Problem requirements
Reproduce every line in the listing that contains the word "Breakbeats".

Data listing
+ + + +

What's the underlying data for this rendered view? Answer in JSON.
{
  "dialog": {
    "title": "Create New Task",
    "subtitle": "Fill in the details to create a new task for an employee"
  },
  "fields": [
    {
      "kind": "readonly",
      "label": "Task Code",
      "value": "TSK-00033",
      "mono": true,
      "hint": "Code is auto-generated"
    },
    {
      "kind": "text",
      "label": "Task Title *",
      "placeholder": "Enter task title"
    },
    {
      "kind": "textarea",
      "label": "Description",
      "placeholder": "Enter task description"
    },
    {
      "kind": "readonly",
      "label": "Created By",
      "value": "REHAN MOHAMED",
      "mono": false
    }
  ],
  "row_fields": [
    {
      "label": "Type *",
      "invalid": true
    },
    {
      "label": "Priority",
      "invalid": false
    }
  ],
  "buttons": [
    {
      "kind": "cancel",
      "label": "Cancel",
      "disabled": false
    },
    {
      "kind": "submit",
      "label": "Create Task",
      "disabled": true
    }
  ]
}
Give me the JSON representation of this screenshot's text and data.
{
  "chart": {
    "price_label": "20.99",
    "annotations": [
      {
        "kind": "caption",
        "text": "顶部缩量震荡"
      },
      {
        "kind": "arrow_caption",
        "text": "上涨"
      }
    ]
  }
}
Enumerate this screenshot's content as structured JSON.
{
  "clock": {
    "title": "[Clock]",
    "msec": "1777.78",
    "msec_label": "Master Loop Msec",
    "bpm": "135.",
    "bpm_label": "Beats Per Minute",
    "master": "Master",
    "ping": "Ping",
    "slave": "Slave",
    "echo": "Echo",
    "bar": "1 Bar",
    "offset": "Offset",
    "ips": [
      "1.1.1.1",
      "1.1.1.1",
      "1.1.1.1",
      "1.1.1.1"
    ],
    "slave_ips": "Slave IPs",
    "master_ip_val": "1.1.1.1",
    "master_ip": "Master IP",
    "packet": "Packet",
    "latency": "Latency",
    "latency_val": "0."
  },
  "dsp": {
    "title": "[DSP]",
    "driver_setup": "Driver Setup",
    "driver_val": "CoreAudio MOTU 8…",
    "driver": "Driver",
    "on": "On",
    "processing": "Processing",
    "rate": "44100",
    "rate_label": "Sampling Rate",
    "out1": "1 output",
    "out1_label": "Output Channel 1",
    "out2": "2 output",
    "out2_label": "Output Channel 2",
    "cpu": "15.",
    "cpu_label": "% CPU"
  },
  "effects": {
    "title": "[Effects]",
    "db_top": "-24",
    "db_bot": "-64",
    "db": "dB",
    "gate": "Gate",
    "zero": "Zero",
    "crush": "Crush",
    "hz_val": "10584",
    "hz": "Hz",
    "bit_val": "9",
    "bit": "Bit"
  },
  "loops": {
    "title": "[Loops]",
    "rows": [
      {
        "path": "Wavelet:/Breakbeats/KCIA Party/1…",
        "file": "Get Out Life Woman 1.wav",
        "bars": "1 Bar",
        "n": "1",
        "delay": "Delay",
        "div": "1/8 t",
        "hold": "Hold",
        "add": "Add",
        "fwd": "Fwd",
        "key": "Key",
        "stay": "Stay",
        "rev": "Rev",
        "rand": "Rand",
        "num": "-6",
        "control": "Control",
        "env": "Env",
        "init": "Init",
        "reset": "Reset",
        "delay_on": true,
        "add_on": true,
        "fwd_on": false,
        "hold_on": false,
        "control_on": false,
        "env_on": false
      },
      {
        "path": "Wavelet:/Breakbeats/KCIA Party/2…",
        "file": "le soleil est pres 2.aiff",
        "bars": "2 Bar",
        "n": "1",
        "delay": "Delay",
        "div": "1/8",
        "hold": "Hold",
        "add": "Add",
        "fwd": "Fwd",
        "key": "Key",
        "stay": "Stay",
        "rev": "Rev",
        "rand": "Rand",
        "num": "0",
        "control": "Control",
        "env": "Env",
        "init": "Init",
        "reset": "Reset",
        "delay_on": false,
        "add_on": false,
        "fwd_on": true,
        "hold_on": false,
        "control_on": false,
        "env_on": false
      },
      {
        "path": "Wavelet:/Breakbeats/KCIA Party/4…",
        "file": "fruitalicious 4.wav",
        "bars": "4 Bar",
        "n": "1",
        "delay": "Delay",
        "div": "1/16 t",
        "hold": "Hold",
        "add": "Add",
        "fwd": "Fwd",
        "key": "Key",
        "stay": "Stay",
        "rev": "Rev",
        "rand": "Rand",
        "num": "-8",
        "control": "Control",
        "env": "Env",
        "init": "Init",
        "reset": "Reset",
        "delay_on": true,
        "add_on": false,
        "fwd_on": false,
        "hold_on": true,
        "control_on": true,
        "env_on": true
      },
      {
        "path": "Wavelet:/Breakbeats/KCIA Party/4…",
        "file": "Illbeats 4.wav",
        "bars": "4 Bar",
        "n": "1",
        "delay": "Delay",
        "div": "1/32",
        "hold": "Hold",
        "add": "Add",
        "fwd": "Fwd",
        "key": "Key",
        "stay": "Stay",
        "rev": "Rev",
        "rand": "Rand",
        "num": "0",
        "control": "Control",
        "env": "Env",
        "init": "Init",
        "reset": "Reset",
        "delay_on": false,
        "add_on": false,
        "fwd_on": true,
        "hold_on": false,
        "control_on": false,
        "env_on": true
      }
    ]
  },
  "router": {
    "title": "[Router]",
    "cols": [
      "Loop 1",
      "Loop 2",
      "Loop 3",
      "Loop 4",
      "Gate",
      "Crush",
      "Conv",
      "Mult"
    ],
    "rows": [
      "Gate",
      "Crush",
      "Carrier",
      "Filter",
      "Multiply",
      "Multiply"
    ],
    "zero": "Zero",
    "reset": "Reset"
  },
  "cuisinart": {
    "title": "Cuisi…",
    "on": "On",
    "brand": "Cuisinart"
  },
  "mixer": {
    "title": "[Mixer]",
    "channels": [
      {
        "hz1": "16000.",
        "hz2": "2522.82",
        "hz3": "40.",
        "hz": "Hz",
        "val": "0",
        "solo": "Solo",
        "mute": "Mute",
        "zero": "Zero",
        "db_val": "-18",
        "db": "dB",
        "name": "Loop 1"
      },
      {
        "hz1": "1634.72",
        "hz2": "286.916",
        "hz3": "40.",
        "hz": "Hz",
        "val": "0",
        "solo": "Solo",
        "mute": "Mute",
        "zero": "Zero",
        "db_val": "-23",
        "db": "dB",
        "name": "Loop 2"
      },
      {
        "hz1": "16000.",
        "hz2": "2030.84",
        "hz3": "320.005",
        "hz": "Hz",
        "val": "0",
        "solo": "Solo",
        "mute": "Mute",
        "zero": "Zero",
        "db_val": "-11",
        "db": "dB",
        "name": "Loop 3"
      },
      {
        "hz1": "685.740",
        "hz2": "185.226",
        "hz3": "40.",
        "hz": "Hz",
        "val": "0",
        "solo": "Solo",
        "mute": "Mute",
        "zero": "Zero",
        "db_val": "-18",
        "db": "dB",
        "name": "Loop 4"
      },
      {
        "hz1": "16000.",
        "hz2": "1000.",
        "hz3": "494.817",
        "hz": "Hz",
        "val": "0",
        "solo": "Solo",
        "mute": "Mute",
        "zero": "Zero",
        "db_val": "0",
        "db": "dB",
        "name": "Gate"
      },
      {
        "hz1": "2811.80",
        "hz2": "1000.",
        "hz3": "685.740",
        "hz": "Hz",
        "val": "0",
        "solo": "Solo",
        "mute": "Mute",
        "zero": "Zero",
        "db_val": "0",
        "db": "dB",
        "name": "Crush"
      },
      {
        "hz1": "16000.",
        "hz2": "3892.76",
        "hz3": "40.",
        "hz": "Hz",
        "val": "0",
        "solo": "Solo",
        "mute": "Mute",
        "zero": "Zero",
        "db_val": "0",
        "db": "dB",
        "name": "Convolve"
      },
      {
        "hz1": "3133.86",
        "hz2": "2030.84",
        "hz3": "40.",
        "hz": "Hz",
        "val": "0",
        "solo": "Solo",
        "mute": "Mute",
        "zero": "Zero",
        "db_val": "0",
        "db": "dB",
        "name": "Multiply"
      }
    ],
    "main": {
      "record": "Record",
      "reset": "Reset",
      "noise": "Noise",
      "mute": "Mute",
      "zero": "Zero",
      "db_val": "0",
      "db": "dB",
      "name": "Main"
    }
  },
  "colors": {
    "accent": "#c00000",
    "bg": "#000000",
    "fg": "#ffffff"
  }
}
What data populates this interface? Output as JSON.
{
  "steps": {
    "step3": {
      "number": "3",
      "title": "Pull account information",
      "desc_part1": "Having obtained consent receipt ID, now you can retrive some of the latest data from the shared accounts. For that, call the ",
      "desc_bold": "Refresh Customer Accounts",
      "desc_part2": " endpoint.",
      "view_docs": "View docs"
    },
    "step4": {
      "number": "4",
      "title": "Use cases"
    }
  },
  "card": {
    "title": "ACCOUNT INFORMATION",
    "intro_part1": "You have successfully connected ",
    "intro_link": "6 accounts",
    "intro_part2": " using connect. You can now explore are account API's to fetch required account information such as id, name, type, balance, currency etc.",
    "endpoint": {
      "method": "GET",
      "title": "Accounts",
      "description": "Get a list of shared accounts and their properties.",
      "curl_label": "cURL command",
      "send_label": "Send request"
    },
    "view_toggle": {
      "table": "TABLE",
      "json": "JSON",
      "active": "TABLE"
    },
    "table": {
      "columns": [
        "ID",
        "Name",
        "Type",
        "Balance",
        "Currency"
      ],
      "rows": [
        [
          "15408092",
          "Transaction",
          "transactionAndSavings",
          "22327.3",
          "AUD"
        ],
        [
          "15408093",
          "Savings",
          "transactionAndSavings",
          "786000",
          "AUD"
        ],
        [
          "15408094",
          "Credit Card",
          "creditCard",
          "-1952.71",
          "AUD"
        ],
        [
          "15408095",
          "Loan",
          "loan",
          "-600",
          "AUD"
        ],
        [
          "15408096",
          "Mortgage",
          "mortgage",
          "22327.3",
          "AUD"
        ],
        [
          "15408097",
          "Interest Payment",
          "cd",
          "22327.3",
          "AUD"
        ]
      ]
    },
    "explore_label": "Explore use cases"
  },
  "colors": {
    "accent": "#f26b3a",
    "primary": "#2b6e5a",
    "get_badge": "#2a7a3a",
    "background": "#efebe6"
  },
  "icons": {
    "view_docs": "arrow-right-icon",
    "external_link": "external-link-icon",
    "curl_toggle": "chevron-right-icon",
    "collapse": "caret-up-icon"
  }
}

+ + + +

In response
        "path": "Wavelet:/Breakbeats/KCIA Party/1…",
        "path": "Wavelet:/Breakbeats/KCIA Party/2…",
        "path": "Wavelet:/Breakbeats/KCIA Party/4…",
        "path": "Wavelet:/Breakbeats/KCIA Party/4…",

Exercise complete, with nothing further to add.